Exercise goal: Copy, from the entries below, each line where the word "Ahmed" can be found.

— START —

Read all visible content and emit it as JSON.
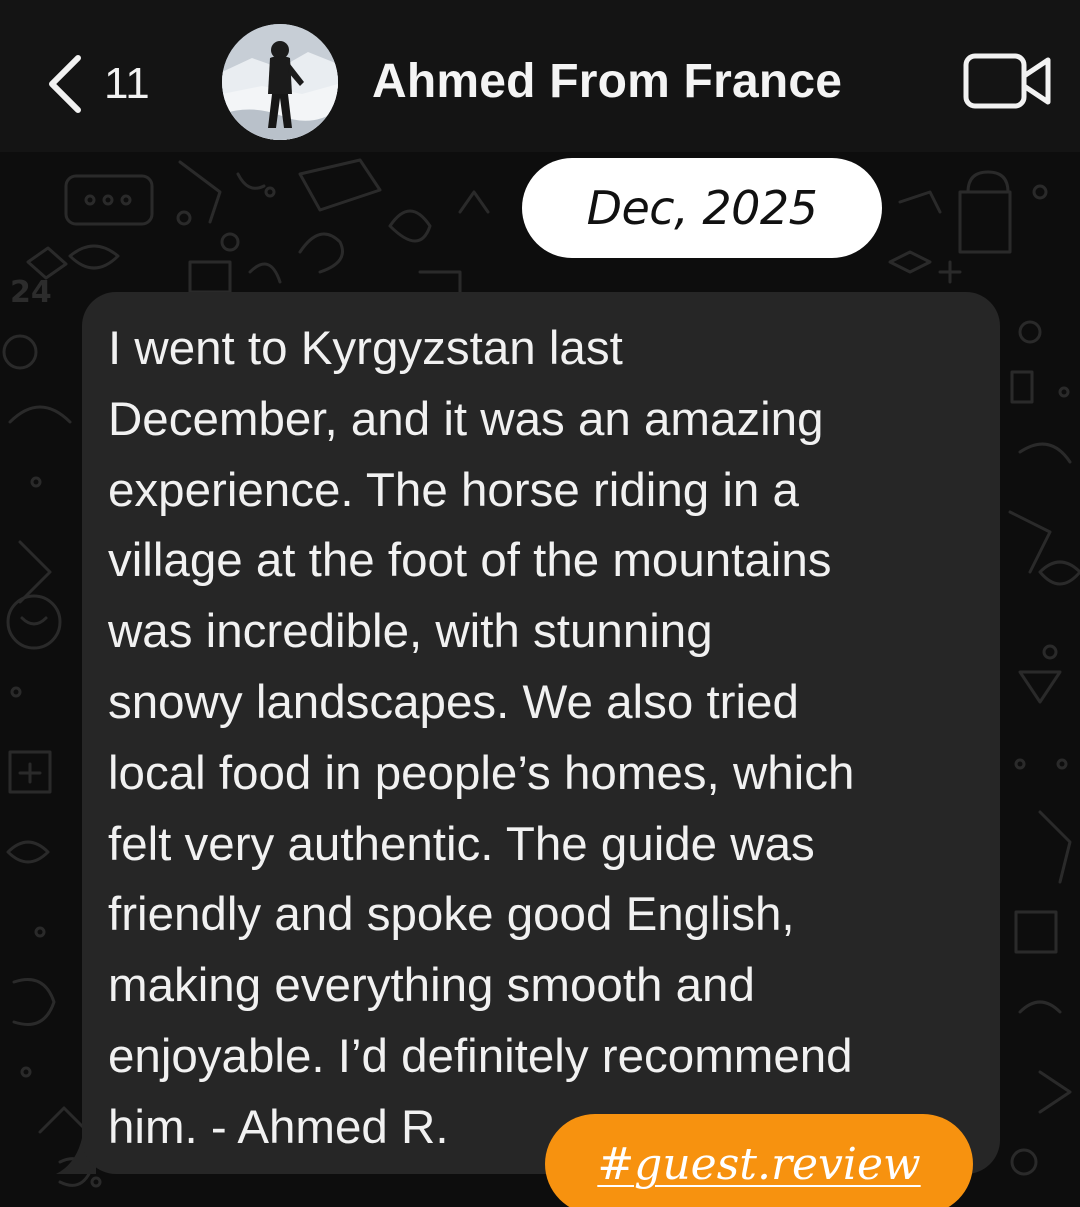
{
  "header": {
    "back_label": "back",
    "unread_count": "11",
    "contact_name": "Ahmed From France",
    "video_call_icon": "video-camera-icon"
  },
  "chat": {
    "date_separator": "Dec, 2025",
    "message": {
      "text": "I went to Kyrgyzstan last\nDecember, and it was an amazing\nexperience. The horse riding in a\nvillage at the foot of the mountains\nwas incredible, with stunning\nsnowy landscapes. We also tried\nlocal food in people’s homes, which\nfelt very authentic. The guide was\nfriendly and spoke good English,\nmaking everything smooth and\nenjoyable. I’d definitely recommend\nhim. - Ahmed R."
    },
    "hashtag": "#guest.review"
  },
  "colors": {
    "header_bg": "#141414",
    "chat_bg": "#0d0d0d",
    "bubble_bg": "#262626",
    "text": "#f1f1f1",
    "date_chip_bg": "#ffffff",
    "hashtag_bg": "#f7920f"
  }
}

— END —

Answer to this task:
    "contact_name": "Ahmed From France",
      "text": "I went to Kyrgyzstan last\nDecember, and it was an amazing\nexperience. The horse riding in a\nvillage at the foot of the mountains\nwas incredible, with stunning\nsnowy landscapes. We also tried\nlocal food in people’s homes, which\nfelt very authentic. The guide was\nfriendly and spoke good English,\nmaking everything smooth and\nenjoyable. I’d definitely recommend\nhim. - Ahmed R."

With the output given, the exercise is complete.